+++ Given data +++

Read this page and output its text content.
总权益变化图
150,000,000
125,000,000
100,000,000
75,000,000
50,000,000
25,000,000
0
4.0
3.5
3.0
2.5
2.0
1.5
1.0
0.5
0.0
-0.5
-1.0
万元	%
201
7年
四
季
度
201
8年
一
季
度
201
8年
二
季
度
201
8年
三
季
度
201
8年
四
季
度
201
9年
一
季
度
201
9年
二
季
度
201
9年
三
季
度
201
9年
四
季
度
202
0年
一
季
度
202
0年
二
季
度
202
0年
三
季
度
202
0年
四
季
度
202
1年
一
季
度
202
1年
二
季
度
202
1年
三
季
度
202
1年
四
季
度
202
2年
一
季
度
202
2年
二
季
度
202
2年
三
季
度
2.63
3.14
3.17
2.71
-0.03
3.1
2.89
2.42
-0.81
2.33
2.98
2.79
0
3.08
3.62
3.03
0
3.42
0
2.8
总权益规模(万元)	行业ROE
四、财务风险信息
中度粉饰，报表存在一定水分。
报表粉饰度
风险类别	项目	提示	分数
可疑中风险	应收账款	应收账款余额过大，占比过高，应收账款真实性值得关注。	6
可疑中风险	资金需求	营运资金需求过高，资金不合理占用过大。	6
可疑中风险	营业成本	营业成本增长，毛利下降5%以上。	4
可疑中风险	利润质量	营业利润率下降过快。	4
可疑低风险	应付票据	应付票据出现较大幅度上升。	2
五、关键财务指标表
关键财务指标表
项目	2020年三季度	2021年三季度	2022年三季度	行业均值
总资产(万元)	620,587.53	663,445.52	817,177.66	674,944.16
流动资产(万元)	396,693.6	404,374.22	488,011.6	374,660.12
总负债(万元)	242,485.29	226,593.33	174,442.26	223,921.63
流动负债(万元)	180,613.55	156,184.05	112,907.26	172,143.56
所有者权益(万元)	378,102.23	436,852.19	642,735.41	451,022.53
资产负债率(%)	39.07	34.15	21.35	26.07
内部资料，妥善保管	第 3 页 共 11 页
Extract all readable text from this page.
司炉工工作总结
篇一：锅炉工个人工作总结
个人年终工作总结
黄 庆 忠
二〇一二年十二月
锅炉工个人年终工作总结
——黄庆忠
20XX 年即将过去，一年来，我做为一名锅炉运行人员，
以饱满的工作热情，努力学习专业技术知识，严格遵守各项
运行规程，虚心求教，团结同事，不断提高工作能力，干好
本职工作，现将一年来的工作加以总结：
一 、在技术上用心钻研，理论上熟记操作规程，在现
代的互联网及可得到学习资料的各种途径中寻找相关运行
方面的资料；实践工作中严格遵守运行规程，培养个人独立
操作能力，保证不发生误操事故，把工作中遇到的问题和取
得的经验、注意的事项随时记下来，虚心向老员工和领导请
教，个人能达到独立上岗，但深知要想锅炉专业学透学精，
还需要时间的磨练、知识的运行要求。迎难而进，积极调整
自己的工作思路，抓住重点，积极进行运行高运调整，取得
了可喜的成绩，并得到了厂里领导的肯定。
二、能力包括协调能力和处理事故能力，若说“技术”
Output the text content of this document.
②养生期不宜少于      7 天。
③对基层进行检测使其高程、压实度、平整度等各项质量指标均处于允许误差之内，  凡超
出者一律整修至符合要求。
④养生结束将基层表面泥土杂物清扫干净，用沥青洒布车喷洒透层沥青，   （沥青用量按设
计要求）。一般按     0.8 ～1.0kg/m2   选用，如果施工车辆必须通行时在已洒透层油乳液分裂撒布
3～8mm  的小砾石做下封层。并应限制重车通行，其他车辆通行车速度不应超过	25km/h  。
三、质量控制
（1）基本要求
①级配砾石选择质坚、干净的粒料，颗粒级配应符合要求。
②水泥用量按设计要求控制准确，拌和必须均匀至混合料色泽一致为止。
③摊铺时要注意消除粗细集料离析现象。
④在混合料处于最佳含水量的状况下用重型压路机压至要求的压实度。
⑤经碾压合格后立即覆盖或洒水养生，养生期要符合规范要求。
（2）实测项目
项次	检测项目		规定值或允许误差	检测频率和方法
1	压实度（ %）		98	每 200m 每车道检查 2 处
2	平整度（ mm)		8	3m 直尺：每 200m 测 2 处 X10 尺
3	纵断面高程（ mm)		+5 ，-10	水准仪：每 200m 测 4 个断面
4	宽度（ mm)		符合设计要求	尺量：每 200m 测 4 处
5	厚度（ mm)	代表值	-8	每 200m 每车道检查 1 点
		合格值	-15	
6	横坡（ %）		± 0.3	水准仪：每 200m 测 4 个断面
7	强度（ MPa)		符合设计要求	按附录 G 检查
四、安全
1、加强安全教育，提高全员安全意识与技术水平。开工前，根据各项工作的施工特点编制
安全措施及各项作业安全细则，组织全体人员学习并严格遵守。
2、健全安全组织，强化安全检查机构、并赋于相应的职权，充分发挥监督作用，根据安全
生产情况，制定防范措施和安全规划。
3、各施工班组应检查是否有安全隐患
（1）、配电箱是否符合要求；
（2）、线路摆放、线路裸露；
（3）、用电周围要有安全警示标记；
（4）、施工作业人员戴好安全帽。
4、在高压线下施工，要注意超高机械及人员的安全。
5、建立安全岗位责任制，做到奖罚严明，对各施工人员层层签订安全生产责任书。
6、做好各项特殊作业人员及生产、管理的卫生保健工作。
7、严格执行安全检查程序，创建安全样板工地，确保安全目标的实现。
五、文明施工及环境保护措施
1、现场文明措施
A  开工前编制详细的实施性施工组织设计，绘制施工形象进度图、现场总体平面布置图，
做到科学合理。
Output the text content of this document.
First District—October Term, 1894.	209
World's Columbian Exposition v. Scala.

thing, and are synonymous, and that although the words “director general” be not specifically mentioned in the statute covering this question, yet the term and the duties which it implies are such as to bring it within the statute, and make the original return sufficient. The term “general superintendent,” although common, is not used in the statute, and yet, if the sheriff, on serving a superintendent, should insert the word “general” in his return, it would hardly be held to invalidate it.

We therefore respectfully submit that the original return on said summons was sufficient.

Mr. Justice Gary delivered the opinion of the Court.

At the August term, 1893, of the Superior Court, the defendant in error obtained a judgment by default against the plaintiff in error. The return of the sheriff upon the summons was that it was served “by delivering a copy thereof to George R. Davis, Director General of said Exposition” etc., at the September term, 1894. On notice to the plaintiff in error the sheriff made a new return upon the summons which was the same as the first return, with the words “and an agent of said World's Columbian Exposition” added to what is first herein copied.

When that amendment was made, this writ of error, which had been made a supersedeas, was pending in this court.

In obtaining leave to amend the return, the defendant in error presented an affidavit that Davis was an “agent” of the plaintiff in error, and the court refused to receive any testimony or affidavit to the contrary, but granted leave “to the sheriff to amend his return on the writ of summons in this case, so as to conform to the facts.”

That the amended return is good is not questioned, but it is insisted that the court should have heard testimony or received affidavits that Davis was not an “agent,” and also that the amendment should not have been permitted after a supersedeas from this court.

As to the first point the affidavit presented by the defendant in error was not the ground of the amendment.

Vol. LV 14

+++

Extract all of the data shown above and repeat it verbatim.

Final result:
Read this page and output its text content.
总权益变化图
150,000,000
125,000,000
100,000,000
75,000,000
50,000,000
25,000,000
0
4.0
3.5
3.0
2.5
2.0
1.5
1.0
0.5
0.0
-0.5
-1.0
万元	%
201
7年
四
季
度
201
8年
一
季
度
201
8年
二
季
度
201
8年
三
季
度
201
8年
四
季
度
201
9年
一
季
度
201
9年
二
季
度
201
9年
三
季
度
201
9年
四
季
度
202
0年
一
季
度
202
0年
二
季
度
202
0年
三
季
度
202
0年
四
季
度
202
1年
一
季
度
202
1年
二
季
度
202
1年
三
季
度
202
1年
四
季
度
202
2年
一
季
度
202
2年
二
季
度
202
2年
三
季
度
2.63
3.14
3.17
2.71
-0.03
3.1
2.89
2.42
-0.81
2.33
2.98
2.79
0
3.08
3.62
3.03
0
3.42
0
2.8
总权益规模(万元)	行业ROE
四、财务风险信息
中度粉饰，报表存在一定水分。
报表粉饰度
风险类别	项目	提示	分数
可疑中风险	应收账款	应收账款余额过大，占比过高，应收账款真实性值得关注。	6
可疑中风险	资金需求	营运资金需求过高，资金不合理占用过大。	6
可疑中风险	营业成本	营业成本增长，毛利下降5%以上。	4
可疑中风险	利润质量	营业利润率下降过快。	4
可疑低风险	应付票据	应付票据出现较大幅度上升。	2
五、关键财务指标表
关键财务指标表
项目	2020年三季度	2021年三季度	2022年三季度	行业均值
总资产(万元)	620,587.53	663,445.52	817,177.66	674,944.16
流动资产(万元)	396,693.6	404,374.22	488,011.6	374,660.12
总负债(万元)	242,485.29	226,593.33	174,442.26	223,921.63
流动负债(万元)	180,613.55	156,184.05	112,907.26	172,143.56
所有者权益(万元)	378,102.23	436,852.19	642,735.41	451,022.53
资产负债率(%)	39.07	34.15	21.35	26.07
内部资料，妥善保管	第 3 页 共 11 页
Extract all readable text from this page.
司炉工工作总结
篇一：锅炉工个人工作总结
个人年终工作总结
黄 庆 忠
二〇一二年十二月
锅炉工个人年终工作总结
——黄庆忠
20XX 年即将过去，一年来，我做为一名锅炉运行人员，
以饱满的工作热情，努力学习专业技术知识，严格遵守各项
运行规程，虚心求教，团结同事，不断提高工作能力，干好
本职工作，现将一年来的工作加以总结：
一 、在技术上用心钻研，理论上熟记操作规程，在现
代的互联网及可得到学习资料的各种途径中寻找相关运行
方面的资料；实践工作中严格遵守运行规程，培养个人独立
操作能力，保证不发生误操事故，把工作中遇到的问题和取
得的经验、注意的事项随时记下来，虚心向老员工和领导请
教，个人能达到独立上岗，但深知要想锅炉专业学透学精，
还需要时间的磨练、知识的运行要求。迎难而进，积极调整
自己的工作思路，抓住重点，积极进行运行高运调整，取得
了可喜的成绩，并得到了厂里领导的肯定。
二、能力包括协调能力和处理事故能力，若说“技术”
Output the text content of this document.
②养生期不宜少于      7 天。
③对基层进行检测使其高程、压实度、平整度等各项质量指标均处于允许误差之内，  凡超
出者一律整修至符合要求。
④养生结束将基层表面泥土杂物清扫干净，用沥青洒布车喷洒透层沥青，   （沥青用量按设
计要求）。一般按     0.8 ～1.0kg/m2   选用，如果施工车辆必须通行时在已洒透层油乳液分裂撒布
3～8mm  的小砾石做下封层。并应限制重车通行，其他车辆通行车速度不应超过	25km/h  。
三、质量控制
（1）基本要求
①级配砾石选择质坚、干净的粒料，颗粒级配应符合要求。
②水泥用量按设计要求控制准确，拌和必须均匀至混合料色泽一致为止。
③摊铺时要注意消除粗细集料离析现象。
④在混合料处于最佳含水量的状况下用重型压路机压至要求的压实度。
⑤经碾压合格后立即覆盖或洒水养生，养生期要符合规范要求。
（2）实测项目
项次	检测项目		规定值或允许误差	检测频率和方法
1	压实度（ %）		98	每 200m 每车道检查 2 处
2	平整度（ mm)		8	3m 直尺：每 200m 测 2 处 X10 尺
3	纵断面高程（ mm)		+5 ，-10	水准仪：每 200m 测 4 个断面
4	宽度（ mm)		符合设计要求	尺量：每 200m 测 4 处
5	厚度（ mm)	代表值	-8	每 200m 每车道检查 1 点
		合格值	-15	
6	横坡（ %）		± 0.3	水准仪：每 200m 测 4 个断面
7	强度（ MPa)		符合设计要求	按附录 G 检查
四、安全
1、加强安全教育，提高全员安全意识与技术水平。开工前，根据各项工作的施工特点编制
安全措施及各项作业安全细则，组织全体人员学习并严格遵守。
2、健全安全组织，强化安全检查机构、并赋于相应的职权，充分发挥监督作用，根据安全
生产情况，制定防范措施和安全规划。
3、各施工班组应检查是否有安全隐患
（1）、配电箱是否符合要求；
（2）、线路摆放、线路裸露；
（3）、用电周围要有安全警示标记；
（4）、施工作业人员戴好安全帽。
4、在高压线下施工，要注意超高机械及人员的安全。
5、建立安全岗位责任制，做到奖罚严明，对各施工人员层层签订安全生产责任书。
6、做好各项特殊作业人员及生产、管理的卫生保健工作。
7、严格执行安全检查程序，创建安全样板工地，确保安全目标的实现。
五、文明施工及环境保护措施
1、现场文明措施
A  开工前编制详细的实施性施工组织设计，绘制施工形象进度图、现场总体平面布置图，
做到科学合理。
Output the text content of this document.
First District—October Term, 1894.	209
World's Columbian Exposition v. Scala.

thing, and are synonymous, and that although the words “director general” be not specifically mentioned in the statute covering this question, yet the term and the duties which it implies are such as to bring it within the statute, and make the original return sufficient. The term “general superintendent,” although common, is not used in the statute, and yet, if the sheriff, on serving a superintendent, should insert the word “general” in his return, it would hardly be held to invalidate it.

We therefore respectfully submit that the original return on said summons was sufficient.

Mr. Justice Gary delivered the opinion of the Court.

At the August term, 1893, of the Superior Court, the defendant in error obtained a judgment by default against the plaintiff in error. The return of the sheriff upon the summons was that it was served “by delivering a copy thereof to George R. Davis, Director General of said Exposition” etc., at the September term, 1894. On notice to the plaintiff in error the sheriff made a new return upon the summons which was the same as the first return, with the words “and an agent of said World's Columbian Exposition” added to what is first herein copied.

When that amendment was made, this writ of error, which had been made a supersedeas, was pending in this court.

In obtaining leave to amend the return, the defendant in error presented an affidavit that Davis was an “agent” of the plaintiff in error, and the court refused to receive any testimony or affidavit to the contrary, but granted leave “to the sheriff to amend his return on the writ of summons in this case, so as to conform to the facts.”

That the amended return is good is not questioned, but it is insisted that the court should have heard testimony or received affidavits that Davis was not an “agent,” and also that the amendment should not have been permitted after a supersedeas from this court.

As to the first point the affidavit presented by the defendant in error was not the ground of the amendment.

Vol. LV 14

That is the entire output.